**Task description**
Rewrite the lines starting with the first one and going on through the line with "text-run: : c'est la réflexion [232, 704, 375, 725]", replacing "mental" with "esprit" and leaving everything else unchanged.

Start of Extracted entries

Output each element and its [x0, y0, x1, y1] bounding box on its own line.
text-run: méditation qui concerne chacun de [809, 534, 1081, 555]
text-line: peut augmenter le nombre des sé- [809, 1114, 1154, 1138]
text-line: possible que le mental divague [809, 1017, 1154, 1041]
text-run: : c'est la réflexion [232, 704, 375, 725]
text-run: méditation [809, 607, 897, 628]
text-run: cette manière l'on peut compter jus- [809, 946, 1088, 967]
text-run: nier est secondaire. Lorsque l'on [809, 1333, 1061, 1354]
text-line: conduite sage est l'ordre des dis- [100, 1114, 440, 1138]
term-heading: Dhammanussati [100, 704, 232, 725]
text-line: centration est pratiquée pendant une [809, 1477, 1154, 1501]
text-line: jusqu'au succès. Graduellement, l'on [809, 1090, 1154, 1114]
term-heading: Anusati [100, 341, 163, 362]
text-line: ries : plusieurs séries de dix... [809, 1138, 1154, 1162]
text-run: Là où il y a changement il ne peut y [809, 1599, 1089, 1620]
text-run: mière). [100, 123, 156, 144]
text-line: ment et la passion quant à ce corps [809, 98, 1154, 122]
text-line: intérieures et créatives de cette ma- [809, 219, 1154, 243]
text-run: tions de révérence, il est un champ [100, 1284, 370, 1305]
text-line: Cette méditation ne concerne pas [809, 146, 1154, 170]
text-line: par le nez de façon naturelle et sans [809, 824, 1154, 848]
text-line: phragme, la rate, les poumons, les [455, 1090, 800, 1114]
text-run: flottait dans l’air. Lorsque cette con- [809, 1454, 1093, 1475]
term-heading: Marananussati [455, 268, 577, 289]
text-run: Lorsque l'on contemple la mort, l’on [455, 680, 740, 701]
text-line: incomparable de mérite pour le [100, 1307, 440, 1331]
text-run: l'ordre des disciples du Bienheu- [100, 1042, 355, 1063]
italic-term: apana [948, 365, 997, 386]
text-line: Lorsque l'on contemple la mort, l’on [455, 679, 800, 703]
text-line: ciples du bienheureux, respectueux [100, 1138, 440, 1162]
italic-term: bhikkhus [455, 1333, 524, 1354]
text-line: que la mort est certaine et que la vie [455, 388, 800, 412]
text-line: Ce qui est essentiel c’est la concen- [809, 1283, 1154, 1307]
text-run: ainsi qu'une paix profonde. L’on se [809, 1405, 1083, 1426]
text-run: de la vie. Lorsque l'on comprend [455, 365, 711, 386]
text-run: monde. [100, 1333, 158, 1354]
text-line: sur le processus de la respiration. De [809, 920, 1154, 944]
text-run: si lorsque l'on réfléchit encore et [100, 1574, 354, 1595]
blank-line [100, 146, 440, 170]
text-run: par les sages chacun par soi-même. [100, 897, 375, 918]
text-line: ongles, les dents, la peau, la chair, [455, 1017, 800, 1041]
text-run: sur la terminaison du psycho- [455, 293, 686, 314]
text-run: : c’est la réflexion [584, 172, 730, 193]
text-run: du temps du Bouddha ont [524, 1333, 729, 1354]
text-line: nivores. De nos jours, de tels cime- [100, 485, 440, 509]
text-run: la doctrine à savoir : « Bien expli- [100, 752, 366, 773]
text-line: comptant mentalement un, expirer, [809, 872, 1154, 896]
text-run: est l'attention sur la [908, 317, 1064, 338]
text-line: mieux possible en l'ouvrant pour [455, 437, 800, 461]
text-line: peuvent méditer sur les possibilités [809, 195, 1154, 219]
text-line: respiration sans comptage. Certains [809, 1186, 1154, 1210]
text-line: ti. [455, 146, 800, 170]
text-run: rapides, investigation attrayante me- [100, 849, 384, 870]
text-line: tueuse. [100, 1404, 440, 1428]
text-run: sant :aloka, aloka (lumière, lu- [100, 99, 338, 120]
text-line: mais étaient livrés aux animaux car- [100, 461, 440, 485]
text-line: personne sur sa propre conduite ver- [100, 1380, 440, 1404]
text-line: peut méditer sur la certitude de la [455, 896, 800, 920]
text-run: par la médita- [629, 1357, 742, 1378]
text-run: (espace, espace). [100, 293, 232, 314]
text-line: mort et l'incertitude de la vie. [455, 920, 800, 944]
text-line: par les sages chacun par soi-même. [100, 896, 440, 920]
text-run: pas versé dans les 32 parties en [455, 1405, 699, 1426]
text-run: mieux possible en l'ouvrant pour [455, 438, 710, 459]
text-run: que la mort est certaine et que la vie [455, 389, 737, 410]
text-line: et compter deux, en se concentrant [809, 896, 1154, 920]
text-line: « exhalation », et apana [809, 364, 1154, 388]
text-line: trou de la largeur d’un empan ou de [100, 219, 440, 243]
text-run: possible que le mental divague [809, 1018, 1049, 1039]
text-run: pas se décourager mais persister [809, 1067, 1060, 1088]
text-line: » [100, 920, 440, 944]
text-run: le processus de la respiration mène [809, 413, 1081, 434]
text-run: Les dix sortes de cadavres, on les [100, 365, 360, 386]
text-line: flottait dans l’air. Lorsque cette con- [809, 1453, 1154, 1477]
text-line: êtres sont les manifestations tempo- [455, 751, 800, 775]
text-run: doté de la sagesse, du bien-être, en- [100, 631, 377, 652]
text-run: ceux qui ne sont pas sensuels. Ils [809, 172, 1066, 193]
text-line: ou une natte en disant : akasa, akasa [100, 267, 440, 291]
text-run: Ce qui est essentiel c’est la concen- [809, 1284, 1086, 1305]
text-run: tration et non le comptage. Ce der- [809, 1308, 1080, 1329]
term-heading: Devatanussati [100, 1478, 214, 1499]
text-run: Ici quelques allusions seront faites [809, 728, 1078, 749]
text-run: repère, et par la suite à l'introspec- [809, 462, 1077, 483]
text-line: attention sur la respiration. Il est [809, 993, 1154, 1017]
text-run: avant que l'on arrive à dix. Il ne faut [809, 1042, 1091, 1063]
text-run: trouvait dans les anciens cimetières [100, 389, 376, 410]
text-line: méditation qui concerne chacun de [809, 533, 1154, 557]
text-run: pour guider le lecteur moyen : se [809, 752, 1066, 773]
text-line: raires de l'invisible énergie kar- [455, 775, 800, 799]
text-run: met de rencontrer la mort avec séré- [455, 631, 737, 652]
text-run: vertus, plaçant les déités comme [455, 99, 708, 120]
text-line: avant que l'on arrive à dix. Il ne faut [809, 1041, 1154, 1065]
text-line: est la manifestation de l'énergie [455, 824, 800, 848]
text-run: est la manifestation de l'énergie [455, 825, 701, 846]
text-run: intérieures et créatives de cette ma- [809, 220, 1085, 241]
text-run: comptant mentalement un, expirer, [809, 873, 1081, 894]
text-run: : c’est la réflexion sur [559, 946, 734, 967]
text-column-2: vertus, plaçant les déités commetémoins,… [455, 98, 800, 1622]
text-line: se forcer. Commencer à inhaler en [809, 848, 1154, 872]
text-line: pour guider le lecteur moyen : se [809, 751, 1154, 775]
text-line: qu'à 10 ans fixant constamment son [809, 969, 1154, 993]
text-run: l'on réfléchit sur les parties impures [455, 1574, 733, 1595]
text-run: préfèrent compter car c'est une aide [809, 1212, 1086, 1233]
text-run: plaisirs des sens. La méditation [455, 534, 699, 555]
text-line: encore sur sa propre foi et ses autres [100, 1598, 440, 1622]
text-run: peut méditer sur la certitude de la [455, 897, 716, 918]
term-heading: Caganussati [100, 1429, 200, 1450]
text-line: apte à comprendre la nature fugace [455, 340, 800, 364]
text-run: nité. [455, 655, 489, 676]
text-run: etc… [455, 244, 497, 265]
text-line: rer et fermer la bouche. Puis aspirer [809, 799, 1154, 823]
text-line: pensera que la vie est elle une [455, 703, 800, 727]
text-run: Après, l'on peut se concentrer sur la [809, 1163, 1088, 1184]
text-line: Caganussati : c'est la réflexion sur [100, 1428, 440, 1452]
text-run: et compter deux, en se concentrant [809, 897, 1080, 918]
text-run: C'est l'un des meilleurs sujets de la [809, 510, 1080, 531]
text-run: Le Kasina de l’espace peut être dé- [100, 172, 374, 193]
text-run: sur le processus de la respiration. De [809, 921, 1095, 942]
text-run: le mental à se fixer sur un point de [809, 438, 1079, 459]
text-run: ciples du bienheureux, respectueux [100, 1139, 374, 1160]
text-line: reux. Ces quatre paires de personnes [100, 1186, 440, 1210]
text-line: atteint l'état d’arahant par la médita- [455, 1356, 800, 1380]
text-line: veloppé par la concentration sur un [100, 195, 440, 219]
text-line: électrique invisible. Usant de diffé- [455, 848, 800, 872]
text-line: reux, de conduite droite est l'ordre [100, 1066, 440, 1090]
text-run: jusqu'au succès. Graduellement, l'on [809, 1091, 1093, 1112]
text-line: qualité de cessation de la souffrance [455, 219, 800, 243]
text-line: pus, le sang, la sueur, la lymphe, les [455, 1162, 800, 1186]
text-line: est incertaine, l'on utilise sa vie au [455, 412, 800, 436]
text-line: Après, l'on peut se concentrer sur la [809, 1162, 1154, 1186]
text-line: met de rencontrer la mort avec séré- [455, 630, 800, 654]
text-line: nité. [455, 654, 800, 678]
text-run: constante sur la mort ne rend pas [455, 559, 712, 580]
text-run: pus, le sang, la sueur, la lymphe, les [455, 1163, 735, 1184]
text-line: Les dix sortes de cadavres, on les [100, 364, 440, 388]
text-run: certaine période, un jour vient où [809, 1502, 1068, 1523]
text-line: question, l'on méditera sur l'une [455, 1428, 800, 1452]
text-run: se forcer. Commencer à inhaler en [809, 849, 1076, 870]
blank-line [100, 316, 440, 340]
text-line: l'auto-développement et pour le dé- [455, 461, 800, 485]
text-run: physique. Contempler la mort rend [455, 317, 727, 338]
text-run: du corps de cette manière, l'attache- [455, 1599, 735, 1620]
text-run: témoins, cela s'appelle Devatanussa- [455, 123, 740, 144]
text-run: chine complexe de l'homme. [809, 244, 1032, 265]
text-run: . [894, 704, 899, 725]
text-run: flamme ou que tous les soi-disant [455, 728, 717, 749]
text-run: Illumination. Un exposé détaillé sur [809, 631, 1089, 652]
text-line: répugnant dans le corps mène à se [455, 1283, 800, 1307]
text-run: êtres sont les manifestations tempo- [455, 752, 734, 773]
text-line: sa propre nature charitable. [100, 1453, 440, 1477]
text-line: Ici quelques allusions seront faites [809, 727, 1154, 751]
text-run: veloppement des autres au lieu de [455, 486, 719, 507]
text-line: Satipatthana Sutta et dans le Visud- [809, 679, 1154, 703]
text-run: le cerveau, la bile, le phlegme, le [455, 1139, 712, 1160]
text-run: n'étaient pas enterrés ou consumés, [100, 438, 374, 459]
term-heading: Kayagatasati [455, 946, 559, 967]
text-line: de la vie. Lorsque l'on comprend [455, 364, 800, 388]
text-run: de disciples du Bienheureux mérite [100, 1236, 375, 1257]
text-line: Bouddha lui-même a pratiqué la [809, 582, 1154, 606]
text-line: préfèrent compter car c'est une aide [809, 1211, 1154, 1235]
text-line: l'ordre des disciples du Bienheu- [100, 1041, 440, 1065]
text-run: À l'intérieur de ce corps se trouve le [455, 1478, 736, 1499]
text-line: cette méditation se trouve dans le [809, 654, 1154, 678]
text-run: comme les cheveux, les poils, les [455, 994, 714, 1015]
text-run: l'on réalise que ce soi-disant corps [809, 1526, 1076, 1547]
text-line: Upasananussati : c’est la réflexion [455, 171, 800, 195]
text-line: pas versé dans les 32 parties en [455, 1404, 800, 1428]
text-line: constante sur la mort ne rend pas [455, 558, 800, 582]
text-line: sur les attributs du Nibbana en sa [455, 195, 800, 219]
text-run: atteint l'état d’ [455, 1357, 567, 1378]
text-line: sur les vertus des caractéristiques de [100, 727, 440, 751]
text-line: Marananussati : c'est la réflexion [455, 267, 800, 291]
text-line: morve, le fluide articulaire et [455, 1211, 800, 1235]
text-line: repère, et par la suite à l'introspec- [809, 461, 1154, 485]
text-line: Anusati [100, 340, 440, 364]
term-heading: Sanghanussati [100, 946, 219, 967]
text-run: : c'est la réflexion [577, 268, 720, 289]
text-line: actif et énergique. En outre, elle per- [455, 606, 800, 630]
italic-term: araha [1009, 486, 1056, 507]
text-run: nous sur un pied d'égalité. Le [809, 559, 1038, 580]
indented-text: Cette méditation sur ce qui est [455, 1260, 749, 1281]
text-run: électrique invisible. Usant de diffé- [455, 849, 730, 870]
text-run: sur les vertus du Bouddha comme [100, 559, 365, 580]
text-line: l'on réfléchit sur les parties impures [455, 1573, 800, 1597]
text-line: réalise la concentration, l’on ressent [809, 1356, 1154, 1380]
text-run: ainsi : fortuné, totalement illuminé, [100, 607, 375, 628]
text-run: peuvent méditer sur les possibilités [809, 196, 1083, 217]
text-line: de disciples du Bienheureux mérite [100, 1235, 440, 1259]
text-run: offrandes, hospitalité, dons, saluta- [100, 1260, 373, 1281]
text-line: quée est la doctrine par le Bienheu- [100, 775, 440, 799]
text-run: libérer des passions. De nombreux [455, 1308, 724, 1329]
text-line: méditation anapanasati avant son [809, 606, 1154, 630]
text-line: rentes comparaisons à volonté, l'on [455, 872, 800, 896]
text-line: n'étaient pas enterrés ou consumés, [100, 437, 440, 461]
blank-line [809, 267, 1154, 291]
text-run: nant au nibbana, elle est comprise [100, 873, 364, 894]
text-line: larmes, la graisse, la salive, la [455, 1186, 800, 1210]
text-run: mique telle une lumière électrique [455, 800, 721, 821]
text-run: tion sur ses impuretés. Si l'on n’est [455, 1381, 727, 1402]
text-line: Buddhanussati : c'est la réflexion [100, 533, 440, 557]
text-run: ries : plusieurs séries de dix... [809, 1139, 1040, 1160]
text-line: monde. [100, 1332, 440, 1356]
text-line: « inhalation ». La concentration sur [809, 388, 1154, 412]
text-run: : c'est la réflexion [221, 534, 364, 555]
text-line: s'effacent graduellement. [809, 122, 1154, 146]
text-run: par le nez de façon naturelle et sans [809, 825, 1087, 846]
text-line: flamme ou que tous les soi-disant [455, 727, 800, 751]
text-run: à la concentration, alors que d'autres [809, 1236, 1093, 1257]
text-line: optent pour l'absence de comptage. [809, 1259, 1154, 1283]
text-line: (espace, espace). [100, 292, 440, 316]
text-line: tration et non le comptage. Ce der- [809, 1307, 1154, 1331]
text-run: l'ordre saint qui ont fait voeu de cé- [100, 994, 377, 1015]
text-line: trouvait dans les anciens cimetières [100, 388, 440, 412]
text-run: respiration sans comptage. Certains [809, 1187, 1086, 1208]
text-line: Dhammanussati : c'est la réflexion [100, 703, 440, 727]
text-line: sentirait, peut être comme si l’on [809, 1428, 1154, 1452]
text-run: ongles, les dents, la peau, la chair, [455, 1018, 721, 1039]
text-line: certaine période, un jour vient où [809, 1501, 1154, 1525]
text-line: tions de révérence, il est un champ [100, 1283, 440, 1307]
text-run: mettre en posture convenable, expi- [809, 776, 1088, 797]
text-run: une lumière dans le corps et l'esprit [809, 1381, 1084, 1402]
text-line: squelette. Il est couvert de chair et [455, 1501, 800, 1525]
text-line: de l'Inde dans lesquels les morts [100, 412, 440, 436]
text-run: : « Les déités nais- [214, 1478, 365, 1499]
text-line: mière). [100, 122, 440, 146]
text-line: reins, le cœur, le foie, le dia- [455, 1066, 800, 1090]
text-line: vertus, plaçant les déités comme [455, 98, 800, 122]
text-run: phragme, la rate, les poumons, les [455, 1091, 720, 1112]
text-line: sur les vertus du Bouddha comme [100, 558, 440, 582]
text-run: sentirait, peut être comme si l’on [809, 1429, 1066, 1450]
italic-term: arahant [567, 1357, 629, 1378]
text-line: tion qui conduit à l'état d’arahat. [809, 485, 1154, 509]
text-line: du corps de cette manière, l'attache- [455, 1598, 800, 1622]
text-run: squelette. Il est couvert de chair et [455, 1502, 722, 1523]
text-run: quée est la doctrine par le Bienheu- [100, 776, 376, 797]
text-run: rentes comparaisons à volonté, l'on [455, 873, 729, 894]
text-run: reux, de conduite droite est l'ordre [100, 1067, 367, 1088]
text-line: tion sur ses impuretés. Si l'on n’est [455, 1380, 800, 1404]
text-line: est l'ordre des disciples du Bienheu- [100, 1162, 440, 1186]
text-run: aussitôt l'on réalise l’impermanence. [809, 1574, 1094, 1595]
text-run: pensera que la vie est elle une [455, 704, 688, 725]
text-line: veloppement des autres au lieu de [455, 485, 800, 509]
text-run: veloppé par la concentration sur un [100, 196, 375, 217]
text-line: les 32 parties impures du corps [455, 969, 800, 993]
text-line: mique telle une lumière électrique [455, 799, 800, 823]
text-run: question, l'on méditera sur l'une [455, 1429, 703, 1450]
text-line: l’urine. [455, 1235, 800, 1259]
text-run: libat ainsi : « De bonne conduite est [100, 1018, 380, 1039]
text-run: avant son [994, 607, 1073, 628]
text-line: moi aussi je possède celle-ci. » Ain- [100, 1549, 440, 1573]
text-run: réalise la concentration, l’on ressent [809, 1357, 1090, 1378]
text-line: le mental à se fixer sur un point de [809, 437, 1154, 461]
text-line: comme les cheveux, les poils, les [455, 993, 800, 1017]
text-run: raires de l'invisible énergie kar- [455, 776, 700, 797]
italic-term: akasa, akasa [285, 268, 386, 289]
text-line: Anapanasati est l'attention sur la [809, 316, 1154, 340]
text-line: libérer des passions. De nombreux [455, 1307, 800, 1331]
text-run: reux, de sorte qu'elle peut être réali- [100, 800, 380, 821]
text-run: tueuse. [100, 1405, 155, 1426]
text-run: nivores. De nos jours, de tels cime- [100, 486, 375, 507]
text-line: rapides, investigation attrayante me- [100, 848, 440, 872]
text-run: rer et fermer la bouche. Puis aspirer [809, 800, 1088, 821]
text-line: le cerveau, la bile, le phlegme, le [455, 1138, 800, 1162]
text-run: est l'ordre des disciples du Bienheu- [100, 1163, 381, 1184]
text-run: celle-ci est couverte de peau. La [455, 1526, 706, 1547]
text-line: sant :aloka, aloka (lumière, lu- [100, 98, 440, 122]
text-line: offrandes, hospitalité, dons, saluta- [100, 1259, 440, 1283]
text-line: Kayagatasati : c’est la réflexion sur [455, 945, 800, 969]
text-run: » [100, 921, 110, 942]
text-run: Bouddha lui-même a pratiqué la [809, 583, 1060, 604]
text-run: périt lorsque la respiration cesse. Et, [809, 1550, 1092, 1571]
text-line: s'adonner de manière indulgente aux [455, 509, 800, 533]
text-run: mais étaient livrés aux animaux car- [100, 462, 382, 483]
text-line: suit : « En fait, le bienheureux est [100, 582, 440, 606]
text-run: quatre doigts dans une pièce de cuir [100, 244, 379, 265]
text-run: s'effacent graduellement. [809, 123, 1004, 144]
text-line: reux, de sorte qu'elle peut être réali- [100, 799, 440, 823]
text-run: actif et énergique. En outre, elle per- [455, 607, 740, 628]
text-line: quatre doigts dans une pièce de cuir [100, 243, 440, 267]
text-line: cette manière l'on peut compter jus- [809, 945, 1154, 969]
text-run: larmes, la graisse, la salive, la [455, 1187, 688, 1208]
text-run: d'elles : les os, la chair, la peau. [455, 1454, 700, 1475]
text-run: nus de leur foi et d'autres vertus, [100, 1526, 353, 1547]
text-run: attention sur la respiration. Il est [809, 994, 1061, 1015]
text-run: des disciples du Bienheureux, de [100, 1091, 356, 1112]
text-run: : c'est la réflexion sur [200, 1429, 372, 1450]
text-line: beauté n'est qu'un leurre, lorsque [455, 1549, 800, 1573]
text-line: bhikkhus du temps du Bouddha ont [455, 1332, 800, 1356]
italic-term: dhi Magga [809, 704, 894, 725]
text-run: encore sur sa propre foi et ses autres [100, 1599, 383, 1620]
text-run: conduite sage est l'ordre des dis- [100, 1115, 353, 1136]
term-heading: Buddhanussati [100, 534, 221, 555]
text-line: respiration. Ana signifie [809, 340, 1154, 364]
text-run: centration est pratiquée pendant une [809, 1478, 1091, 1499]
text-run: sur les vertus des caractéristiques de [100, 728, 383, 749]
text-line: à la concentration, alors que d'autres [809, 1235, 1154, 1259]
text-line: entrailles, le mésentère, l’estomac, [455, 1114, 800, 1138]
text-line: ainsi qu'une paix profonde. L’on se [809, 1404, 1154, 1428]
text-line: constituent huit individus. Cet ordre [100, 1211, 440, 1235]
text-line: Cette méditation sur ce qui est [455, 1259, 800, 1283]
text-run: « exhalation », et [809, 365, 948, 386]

End of Extracted entries

**Exercise solution**
Output each element and its [x0, y0, x1, y1] bounding box on its own line.
text-run: méditation qui concerne chacun de [809, 534, 1081, 555]
text-line: peut augmenter le nombre des sé- [809, 1114, 1154, 1138]
text-line: possible que le esprit divague [809, 1017, 1154, 1041]
text-run: : c'est la réflexion [232, 704, 375, 725]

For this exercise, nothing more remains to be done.